REQUIRED WORK
Collect every line of the records that contains the string "title" and copy each such line in full.

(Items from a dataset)
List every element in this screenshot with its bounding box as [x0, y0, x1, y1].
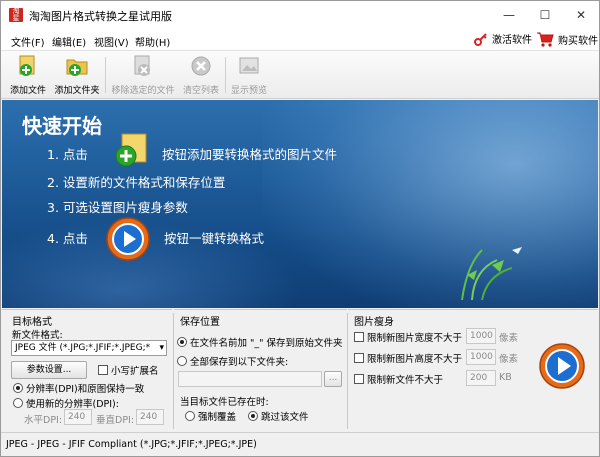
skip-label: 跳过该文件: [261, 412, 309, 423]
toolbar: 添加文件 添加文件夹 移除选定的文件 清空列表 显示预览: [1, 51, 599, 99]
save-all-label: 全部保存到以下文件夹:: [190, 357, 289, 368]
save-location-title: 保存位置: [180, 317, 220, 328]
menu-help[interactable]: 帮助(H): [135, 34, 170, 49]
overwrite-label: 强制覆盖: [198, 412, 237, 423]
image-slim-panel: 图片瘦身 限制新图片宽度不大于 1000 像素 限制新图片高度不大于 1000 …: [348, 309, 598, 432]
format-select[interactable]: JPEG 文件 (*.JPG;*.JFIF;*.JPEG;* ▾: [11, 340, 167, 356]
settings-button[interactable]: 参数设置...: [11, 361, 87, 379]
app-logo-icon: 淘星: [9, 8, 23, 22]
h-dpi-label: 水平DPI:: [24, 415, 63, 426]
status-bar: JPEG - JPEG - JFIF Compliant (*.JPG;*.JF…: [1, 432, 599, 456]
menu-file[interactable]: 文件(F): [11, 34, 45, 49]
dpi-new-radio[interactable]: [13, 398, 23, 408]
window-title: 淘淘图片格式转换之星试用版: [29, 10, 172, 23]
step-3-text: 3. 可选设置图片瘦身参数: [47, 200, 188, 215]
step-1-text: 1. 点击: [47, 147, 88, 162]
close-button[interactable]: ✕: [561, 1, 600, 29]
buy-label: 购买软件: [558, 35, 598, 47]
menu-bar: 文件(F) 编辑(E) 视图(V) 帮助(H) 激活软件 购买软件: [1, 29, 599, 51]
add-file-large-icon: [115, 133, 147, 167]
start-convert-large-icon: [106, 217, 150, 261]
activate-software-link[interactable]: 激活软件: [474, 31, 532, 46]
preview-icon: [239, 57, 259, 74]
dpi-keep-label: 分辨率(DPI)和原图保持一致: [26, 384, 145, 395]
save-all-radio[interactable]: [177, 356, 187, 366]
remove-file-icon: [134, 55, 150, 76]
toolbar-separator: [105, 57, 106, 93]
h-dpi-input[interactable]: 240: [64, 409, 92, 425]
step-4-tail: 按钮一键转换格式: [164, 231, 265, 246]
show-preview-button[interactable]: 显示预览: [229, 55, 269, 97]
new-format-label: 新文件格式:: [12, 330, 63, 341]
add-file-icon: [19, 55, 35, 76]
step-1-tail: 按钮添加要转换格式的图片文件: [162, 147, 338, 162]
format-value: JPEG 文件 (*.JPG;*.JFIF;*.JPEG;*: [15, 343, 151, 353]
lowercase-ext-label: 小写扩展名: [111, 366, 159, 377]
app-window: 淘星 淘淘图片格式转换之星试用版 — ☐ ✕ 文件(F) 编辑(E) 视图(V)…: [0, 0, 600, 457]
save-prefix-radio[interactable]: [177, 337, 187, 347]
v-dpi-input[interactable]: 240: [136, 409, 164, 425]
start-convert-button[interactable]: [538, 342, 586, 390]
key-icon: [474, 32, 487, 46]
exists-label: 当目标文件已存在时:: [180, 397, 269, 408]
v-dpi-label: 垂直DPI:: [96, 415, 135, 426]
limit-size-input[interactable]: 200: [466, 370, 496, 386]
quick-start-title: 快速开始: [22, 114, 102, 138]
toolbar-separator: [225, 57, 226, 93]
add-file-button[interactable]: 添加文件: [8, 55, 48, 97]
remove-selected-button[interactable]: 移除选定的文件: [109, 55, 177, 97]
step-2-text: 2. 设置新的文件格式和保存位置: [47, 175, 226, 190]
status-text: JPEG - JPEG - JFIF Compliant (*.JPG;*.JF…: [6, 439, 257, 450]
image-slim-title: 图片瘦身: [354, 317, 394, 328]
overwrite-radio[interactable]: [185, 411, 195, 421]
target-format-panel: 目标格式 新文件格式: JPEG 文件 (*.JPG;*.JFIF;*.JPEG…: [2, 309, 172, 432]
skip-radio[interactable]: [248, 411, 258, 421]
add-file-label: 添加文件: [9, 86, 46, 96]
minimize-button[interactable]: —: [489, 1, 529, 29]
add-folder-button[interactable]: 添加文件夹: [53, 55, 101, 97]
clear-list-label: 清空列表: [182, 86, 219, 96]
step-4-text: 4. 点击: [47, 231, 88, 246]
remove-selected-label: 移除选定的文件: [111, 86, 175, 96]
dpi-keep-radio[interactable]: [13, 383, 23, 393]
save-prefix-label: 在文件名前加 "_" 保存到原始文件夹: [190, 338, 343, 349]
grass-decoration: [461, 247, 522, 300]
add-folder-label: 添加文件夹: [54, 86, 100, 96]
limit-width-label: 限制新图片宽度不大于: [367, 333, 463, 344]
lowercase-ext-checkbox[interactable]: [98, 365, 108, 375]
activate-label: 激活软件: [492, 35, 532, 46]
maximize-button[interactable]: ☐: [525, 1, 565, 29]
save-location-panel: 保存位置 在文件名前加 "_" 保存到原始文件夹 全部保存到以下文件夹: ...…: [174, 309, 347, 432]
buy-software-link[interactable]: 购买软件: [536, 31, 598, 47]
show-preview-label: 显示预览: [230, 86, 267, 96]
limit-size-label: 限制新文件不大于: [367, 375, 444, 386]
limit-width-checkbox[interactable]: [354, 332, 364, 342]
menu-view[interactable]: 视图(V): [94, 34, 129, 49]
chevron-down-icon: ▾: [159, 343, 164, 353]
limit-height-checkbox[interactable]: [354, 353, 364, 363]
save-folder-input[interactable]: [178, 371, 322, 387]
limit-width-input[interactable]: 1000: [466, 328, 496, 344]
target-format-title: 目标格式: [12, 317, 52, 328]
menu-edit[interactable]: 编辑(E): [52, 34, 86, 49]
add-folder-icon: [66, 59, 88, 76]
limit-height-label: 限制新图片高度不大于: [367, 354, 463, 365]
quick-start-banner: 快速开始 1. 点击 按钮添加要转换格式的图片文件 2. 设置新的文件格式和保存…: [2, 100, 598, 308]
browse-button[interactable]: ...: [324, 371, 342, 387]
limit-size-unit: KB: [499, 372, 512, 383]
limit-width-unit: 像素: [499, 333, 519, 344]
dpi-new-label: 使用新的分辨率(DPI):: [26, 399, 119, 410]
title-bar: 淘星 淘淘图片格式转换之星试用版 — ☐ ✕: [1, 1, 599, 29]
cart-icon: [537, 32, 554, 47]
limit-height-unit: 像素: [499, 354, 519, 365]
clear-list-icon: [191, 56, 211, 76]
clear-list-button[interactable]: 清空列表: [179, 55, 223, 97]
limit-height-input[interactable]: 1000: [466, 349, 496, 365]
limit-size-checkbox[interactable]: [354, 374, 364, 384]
==
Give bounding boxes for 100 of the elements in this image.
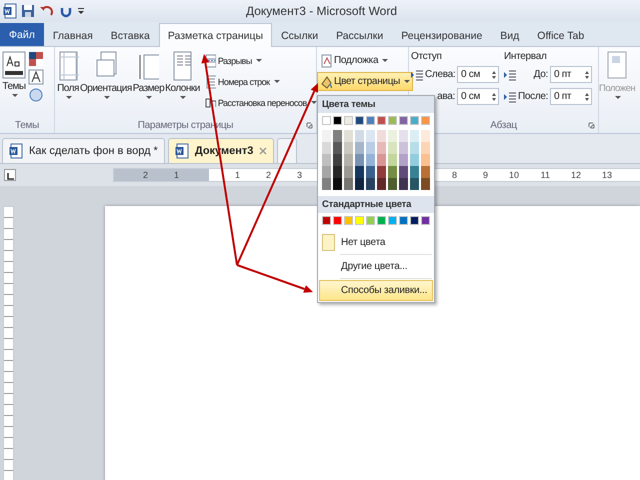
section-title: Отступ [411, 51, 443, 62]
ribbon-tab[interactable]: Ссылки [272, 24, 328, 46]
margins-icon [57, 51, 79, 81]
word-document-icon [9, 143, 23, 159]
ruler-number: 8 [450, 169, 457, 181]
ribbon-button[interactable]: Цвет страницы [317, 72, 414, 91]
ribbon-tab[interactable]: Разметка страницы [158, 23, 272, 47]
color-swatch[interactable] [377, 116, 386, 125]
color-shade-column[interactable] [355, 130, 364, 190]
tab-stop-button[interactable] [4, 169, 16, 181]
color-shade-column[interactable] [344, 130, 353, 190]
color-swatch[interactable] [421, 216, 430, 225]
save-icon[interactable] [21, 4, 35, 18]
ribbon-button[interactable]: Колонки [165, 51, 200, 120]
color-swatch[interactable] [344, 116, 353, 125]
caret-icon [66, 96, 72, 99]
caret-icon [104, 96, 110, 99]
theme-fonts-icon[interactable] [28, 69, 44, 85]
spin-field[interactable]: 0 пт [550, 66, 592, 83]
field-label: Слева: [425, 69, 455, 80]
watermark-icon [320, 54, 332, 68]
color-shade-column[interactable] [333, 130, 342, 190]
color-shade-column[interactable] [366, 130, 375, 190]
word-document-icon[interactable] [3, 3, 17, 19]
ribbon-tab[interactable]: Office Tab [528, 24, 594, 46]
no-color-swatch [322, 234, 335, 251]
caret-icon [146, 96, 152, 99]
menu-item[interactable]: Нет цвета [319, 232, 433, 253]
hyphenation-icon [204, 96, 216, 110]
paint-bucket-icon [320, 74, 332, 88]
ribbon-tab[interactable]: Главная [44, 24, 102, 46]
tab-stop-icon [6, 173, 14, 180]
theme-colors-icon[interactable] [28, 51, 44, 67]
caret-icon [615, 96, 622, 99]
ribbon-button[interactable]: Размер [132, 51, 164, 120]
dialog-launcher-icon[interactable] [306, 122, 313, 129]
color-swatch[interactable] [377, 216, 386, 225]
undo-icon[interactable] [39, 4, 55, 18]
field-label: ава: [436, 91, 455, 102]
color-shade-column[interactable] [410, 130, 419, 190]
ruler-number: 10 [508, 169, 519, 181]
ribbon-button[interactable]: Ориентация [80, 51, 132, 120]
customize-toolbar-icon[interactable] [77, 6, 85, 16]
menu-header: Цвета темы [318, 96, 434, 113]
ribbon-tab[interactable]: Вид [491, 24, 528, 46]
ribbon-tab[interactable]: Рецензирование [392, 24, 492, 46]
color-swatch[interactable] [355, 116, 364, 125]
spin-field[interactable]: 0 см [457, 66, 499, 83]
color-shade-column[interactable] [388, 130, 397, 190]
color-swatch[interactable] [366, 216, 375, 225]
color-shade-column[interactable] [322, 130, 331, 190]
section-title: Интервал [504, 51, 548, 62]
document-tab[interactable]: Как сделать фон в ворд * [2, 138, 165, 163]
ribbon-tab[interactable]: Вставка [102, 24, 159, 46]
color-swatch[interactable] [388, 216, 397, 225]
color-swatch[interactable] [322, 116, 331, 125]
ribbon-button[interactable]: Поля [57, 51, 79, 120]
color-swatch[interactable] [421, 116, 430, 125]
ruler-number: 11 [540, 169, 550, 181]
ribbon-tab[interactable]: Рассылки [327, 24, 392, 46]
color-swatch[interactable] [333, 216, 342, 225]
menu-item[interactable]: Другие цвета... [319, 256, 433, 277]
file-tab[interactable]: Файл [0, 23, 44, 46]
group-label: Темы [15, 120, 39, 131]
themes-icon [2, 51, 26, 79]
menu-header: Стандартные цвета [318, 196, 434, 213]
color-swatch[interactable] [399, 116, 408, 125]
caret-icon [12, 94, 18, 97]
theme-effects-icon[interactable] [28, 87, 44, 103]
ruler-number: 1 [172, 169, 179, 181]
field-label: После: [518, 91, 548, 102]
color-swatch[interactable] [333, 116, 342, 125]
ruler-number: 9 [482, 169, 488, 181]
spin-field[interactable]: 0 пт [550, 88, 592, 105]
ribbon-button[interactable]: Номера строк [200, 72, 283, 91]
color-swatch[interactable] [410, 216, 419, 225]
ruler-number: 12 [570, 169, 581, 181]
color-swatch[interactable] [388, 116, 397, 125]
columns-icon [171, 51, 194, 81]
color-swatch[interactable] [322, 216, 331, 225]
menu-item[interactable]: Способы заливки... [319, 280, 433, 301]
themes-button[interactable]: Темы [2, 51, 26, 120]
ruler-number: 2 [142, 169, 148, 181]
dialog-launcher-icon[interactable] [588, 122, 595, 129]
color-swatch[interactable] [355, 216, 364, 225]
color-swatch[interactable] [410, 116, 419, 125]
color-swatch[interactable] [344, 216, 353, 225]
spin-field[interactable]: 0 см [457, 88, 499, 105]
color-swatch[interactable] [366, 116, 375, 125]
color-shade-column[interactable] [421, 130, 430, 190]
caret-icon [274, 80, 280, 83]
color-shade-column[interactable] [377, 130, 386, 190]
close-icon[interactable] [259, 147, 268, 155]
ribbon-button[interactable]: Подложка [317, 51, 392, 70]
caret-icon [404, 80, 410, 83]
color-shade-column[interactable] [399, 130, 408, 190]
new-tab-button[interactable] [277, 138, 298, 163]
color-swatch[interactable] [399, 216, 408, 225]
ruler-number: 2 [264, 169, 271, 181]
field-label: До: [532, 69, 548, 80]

WORKED SOLUTION
save-location-title: 保存位置: [180, 317, 220, 328]
window-title: 淘淘图片格式转换之星试用版: [29, 10, 172, 23]
quick-start-title: 快速开始: [22, 114, 102, 138]
image-slim-title: 图片瘦身: [354, 317, 394, 328]
target-format-title: 目标格式: [12, 317, 52, 328]
title-bar: 淘星 淘淘图片格式转换之星试用版 — ☐ ✕: [1, 1, 599, 29]
section-title: Отступ [411, 51, 443, 62]
section-title: Интервал [504, 51, 548, 62]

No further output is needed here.